> _EXTRACT PROVIDED_

● ● ● ●

            at org.springframework.transaction.interceptor.TransactionAspectSupport.completeTransactionAfterThrowing(TransactionAspectSupport.java:412)
            at org.springframework.transaction.interceptor.TransactionInterceptor.invoke(TransactionInterceptor.java:111)
            at org.springframework.aop.framework.ReflectiveMethodInvocation.proceed(ReflectiveMethodInvocation.java:172)
            at org.springframework.aop.framework.Cglib2AopProxy$DynamicAdvisedInterceptor.intercept(Cglib2AopProxy.java:625)
        ...
        ...
            at org.apache.catalina.valves.SSLValve.invoke(SSLValve.java:113)
            at org.apache.catalina.connector.CoyoteAdapter.service(CoyoteAdapter.java:286)
            at org.apache.coyote.http11.Http11NioProcessor.process(Http11NioProcessor.java:894)
            at org.apache.coyote.http11.Http11NioProtocol$Http11ConnectionHandler.process(Http11NioProtocol.java:719)
            at org.apache.tomcat.util.net.NioEndpoint$SocketProcessor.run(NioEndpoint.java:2101)
            at java.util.concurrent.ThreadPoolExecutor$Worker.runTask(ThreadPoolExecutor.java:886)
            at java.util.concurrent.ThreadPoolExecutor$Worker.run(ThreadPoolExecutor.java:908)
            at java.lang.Thread.run(Thread.java:662)
    
  • PPP
    PPP over 12 years
    updated the question to make it more clear and with some exceptions I got with more debugging. I am no longer making any calls to rollback or commit since i am assuming that the @Transactional annotation already does that for me.

● ● ● ●

> _EXCERPTED DATA_
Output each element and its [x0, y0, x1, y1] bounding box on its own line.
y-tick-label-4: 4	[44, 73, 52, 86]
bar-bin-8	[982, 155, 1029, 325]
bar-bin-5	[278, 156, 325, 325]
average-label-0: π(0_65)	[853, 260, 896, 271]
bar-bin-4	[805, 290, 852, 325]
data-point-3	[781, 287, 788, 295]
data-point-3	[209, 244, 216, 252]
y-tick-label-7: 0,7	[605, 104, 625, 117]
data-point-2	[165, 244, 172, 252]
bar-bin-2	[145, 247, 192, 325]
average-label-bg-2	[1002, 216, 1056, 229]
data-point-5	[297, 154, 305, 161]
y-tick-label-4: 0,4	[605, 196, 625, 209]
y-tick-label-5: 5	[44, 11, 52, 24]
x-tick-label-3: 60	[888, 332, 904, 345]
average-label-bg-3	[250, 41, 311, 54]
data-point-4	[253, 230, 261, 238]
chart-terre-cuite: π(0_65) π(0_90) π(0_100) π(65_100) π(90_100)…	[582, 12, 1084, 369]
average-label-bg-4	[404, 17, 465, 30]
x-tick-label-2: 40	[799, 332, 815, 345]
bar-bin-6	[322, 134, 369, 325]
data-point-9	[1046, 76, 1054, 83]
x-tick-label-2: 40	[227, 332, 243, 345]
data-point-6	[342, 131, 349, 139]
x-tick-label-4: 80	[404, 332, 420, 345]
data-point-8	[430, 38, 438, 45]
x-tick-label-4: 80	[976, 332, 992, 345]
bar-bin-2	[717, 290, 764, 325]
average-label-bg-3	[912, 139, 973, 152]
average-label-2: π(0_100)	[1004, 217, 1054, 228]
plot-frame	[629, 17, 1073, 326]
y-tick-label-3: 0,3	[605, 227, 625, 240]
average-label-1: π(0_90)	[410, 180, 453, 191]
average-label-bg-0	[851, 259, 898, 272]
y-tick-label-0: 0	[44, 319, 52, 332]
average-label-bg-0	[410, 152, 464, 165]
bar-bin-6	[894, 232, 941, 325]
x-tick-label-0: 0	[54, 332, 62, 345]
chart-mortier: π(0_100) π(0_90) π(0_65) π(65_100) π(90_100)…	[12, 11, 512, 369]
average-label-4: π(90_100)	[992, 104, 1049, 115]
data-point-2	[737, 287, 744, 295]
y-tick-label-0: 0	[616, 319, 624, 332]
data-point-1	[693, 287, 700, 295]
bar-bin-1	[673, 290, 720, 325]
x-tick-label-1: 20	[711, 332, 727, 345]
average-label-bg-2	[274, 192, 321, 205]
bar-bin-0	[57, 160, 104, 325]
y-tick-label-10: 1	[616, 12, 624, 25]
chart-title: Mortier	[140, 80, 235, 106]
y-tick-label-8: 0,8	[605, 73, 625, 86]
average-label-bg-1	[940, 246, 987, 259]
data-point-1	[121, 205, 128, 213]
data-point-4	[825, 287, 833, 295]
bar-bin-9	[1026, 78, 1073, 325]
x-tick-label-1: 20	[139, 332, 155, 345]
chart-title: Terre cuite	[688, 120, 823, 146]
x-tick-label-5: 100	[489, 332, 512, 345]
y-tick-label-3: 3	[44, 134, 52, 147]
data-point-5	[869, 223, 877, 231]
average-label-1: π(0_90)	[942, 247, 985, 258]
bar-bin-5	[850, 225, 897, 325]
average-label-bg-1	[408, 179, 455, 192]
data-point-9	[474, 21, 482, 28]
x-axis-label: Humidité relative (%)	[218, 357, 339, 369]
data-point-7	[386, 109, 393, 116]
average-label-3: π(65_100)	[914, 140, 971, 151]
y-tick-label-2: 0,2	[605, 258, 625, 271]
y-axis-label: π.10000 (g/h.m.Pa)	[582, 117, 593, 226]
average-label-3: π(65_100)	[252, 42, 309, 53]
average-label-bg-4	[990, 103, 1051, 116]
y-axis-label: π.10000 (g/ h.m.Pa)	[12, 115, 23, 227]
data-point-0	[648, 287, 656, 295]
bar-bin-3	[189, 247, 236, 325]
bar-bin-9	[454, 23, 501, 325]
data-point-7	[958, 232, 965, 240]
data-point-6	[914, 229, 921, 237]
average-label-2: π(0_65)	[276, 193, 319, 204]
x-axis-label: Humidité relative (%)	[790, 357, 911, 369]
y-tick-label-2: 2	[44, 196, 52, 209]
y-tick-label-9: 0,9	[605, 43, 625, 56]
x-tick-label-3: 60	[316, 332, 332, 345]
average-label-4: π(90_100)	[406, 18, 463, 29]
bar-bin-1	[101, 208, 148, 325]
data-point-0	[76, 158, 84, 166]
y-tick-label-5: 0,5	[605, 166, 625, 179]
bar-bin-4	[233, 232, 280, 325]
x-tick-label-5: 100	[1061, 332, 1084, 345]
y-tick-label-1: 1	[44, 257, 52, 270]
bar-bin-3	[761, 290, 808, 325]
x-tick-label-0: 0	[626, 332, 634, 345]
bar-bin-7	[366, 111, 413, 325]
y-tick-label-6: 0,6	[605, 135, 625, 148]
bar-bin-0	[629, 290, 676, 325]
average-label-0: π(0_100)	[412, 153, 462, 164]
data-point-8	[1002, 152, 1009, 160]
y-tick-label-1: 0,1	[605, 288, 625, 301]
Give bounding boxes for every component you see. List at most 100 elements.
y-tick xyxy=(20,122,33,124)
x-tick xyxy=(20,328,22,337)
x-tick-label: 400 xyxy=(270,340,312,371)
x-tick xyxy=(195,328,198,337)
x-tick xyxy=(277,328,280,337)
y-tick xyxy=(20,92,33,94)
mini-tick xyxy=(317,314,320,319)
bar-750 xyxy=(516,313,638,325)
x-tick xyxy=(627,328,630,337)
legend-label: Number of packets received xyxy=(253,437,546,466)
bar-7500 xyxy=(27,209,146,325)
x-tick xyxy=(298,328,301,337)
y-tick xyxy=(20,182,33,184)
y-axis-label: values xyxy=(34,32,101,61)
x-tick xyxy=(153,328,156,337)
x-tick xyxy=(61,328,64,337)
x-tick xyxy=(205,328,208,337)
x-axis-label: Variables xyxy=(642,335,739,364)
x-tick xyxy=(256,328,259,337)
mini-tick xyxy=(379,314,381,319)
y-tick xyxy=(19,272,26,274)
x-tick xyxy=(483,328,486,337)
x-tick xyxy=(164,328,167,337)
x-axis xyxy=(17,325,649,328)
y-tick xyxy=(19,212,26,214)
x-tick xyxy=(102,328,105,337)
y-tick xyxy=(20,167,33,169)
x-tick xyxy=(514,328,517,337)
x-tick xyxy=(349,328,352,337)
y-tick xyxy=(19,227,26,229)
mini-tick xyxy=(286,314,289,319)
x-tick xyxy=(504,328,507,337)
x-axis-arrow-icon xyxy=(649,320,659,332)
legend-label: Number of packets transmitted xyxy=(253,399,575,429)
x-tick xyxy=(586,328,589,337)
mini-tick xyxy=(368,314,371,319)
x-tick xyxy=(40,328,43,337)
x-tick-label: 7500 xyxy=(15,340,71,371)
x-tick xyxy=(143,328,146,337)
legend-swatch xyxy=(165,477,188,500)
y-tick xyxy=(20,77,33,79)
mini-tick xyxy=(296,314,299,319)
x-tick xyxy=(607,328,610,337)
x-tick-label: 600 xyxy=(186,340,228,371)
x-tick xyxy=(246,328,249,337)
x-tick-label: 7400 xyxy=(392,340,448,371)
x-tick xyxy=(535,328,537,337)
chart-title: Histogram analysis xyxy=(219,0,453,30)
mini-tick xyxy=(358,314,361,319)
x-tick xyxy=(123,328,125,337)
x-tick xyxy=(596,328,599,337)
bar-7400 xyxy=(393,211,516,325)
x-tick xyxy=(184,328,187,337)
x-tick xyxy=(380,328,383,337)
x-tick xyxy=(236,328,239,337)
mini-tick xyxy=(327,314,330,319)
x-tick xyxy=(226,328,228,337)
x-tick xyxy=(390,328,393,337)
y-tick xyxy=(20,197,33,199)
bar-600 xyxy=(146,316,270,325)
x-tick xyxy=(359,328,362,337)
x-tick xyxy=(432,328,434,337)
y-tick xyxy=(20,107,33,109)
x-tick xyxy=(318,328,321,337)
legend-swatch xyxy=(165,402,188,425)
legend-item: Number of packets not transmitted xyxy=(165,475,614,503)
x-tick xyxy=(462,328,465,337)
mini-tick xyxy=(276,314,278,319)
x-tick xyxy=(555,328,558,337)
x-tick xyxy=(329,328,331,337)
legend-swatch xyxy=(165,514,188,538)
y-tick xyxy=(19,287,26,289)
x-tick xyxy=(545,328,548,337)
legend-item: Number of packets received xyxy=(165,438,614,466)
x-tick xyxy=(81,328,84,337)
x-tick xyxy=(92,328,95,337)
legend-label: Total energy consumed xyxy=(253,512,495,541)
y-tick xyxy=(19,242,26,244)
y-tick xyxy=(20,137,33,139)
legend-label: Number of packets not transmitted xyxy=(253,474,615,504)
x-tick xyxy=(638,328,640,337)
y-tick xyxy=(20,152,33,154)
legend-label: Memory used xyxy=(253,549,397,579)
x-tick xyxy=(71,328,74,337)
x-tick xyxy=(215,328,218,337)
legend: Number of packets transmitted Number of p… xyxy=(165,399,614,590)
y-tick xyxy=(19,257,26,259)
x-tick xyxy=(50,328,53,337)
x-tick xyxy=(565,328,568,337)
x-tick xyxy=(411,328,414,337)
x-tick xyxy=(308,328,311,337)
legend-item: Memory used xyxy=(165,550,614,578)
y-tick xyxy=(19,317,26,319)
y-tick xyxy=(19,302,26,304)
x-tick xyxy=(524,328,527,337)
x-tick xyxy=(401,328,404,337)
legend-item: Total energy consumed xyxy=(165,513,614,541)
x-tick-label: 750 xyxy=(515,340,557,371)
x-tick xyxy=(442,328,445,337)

● ● ● ●

Pick up the Spring transaction excerpt above the data from where it ends and continue writing it.

> _RESPONSE TO THE TASK_
  • Ryan Stewart
    Ryan Stewart over 12 years
    Properly configured, @Transactional establishes declarative transaction boundaries where Spring will begin, commit, and roll back exceptions for you as appropriate. If you're doing anything like opening sessions or beginning, committing, or rolling back transactions yourself, that will interfere. The code you've posted has nothing apparently wrong, but it's only a tiny snippet and doesn't include any of your transaction configuration, either. The exception indicates something abnormal is happening because Spring will never try to commit/roll back a transaction that wasn't started.
  • PPP
    PPP over 12 years
    What transaction configuration do I need? spring is using the c3p0 connection pool in the backend for handling database connections. There is no statement that opens or starts any transaction or session on its own. there are only 2 statements in the function dealing with hibernate or session. I tried my own session and transaction stuff thinking that might be the problem but that didnt work either
  • PPP
    PPP over 12 years
    i already have something simliar in the config. <tx:annotation-driven transaction-manager="txManager" mode='proxy' proxy-target-class='true' /> and the bean config is the same except that the id='txManager'.
  • Ryan Stewart
    Ryan Stewart over 12 years
    Are you actually seeing partial commits/rollbacks, or are you just seeing things getting committed when an exception is thrown? Do you realize that checked exceptions don't trigger a rollback by default?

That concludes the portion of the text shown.